TEXTO DEL DOCUMENTO:
..............................

Érase una vez… Sobre ‘El castillo de Barbazul’ de Bartók
Érase una vez…
El poeta de El castillo de Barbazul de Bartók que estos días se ofrece en el Teatro Real inicia el prólogo con las palabras “Erase una vez”.

Imagen de la producción de Christopf Loy
Pues bien, érase una vez un joven de 31 años que asistió a un concierto que siempre recordará -para su fortuna y también desgracia- en la sala Pleyel de París (1981). Se trataba de El castillo de Barbazul con la Orquesta de Paris y la dirección de Christoph von Dohnányi. Lo cantaron nada menos que Dietrich Fischer-Dieskau y su esposa Julia Varady. Aquel joven estuvo sentado en la primera fila de butacas, justo en frente de ambos intérpretes. Pocas veces en su vida hasta entonces había disfrutado tanto de un concierto.

..............................

PROBLEMA 1: Según el texto sobre El castillo de Barbazul, ¿quién dirigió el concierto de 1981 en la sala Pleyel?
PROBLEMA 2: Prosigue el texto sobre El castillo de Barbazul de Bartók a partir de su última frase.

..............................

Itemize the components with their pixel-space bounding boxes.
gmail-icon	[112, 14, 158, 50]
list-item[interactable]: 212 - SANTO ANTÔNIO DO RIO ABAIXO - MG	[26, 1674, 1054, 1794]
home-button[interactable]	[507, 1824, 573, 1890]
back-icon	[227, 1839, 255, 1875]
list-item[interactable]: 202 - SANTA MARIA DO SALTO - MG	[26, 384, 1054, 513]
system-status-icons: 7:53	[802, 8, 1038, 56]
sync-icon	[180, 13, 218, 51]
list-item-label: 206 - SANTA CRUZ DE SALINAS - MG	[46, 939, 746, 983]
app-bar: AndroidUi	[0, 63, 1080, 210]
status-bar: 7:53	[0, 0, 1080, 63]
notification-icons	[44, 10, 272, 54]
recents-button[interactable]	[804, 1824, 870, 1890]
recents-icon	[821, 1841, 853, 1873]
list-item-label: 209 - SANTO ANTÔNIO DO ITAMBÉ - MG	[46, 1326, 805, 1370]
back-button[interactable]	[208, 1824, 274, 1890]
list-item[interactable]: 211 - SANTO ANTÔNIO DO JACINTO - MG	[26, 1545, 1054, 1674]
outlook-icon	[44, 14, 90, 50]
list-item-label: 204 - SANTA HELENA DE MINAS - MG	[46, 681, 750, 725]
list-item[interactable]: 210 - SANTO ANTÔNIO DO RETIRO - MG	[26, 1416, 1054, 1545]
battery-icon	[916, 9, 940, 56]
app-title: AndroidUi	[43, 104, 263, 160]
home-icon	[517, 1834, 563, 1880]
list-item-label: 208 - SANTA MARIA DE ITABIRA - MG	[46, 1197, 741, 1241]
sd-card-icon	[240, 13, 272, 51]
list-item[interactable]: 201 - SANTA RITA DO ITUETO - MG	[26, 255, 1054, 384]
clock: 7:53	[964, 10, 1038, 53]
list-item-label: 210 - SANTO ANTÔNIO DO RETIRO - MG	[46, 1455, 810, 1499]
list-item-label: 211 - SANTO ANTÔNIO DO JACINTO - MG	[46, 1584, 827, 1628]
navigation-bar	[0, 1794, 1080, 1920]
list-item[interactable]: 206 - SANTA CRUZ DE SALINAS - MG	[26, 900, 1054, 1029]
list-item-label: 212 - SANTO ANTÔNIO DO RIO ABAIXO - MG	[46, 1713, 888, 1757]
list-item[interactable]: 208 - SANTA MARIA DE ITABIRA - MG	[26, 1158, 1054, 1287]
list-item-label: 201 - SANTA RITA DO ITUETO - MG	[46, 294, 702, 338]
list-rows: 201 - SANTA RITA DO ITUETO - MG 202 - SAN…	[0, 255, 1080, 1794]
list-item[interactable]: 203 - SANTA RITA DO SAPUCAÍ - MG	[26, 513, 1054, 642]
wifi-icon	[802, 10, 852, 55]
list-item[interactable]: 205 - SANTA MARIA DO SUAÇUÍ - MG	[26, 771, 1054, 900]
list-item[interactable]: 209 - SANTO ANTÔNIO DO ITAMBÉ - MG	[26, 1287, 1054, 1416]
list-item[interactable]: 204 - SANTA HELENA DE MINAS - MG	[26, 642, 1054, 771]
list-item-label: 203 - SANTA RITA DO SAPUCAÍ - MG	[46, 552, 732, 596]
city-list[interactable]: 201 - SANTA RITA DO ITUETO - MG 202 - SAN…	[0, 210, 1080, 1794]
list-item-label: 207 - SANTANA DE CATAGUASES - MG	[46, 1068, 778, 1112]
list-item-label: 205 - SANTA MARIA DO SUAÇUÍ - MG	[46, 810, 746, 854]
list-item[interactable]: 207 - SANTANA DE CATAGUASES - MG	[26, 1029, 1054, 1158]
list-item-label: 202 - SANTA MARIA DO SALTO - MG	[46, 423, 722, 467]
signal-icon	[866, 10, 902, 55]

..............................

RESPUESTA 1: Christoph von Dohnányi, al frente de la Orquesta de París.

RESPUESTA 2:
Fischer-Dieskau y Varady
Al acabar fue a saludar y éste fue el dialogo entre el barítono y él. “Señor Fischer-Dieskau, muchísimas gracias por su interpretación, que me ha hecho disfrutar como pocas veces y hasta llenarme de emoción”. Él respondió: “Las gracias se las tengo que dar yo a usted, porque, viendo su cara durante todo el concierto, he podido dar lo mejor de mí mismo. Para un cantante es un placer sentir lo que usted me transmitió”. ¡Y decían que el excelso Fischer-Dieskau era muy seco! Ese encuentro no lo olvidará en la vida.
Un año después volvió a escuchar a ambos en otro concierto en el Liceo con nada menos que Daniel Barenboim al piano. También fue a saludar y, sorprendentemente, el barítono se acordaba -o, quizá, lo fingió- de aquella conversación.
Han pasado muchos años y aquel joven es ya una persona madura cuando ha asistido en el Teatro Real a la representación de la misma ópera junto a El mandarín maravilloso. Casi al final de la partitura -escribo la partitura- se le saltaron dos lágrimas. No fue de emoción por lo que estaba viendo, sí por lo que estaba escuchando, la sobrecogedora música de Bartók, pero sobre todo por la frustración, por la impotencia de no poder disfrutar como aquella vez en París. Algo se lo impedía, la puesta en escena de Cristof Loy.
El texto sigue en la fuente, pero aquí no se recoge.